**INSTRUCTIONS TO FOLLOW:** Check each line of the listing for the word "avatar" and give only the number of lines that have it.

**INPUT:**
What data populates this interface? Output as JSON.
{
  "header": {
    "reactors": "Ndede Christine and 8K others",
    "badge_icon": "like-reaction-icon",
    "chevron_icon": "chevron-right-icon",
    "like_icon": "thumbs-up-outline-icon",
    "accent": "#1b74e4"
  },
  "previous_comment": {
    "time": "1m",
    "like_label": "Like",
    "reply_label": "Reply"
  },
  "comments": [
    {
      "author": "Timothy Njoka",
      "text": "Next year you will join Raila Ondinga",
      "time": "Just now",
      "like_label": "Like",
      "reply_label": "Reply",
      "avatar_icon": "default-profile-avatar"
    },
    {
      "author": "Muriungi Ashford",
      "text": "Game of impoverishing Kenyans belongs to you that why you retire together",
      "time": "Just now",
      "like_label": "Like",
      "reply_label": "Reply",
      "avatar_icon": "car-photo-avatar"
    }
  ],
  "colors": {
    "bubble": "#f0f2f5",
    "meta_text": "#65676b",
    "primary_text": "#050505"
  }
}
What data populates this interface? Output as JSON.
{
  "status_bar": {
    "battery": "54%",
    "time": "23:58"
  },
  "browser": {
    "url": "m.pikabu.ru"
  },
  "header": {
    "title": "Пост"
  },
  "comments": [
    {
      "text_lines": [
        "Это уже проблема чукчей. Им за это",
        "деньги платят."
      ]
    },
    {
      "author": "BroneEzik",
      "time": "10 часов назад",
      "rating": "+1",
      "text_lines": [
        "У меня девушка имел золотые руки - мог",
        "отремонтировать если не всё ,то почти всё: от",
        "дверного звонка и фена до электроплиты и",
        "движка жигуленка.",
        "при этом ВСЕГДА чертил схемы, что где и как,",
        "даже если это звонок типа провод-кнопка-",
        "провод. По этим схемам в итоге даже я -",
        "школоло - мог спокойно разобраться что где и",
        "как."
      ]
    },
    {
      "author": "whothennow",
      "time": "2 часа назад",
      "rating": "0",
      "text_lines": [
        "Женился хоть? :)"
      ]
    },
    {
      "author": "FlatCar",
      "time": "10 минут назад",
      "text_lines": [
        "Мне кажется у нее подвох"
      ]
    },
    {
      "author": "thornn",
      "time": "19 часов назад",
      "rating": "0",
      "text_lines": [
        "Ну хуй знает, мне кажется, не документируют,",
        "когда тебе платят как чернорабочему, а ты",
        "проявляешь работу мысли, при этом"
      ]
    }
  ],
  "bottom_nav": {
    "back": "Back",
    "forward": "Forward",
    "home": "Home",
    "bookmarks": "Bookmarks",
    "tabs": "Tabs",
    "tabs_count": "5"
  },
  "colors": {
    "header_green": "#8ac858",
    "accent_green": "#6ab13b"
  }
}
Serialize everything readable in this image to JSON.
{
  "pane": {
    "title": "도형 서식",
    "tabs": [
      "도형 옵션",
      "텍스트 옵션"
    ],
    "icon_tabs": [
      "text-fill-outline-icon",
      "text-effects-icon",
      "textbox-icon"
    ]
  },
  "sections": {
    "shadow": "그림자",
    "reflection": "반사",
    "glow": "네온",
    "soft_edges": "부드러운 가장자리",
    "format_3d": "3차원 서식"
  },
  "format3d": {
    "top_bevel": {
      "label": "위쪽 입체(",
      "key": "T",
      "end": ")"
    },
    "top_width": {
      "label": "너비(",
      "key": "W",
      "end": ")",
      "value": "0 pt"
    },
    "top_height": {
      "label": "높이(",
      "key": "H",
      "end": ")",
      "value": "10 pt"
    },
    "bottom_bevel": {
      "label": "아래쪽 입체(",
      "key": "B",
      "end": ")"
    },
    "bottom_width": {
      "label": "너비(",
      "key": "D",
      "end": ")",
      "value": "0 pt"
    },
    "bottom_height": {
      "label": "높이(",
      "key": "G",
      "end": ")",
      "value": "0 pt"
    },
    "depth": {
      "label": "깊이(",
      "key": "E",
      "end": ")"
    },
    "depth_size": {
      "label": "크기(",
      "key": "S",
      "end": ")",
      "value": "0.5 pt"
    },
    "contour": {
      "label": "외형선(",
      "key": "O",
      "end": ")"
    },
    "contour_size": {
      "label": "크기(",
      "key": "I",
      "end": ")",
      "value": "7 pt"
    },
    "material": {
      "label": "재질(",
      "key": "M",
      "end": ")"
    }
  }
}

**ANSWER TO THIS EXERCISE:** 2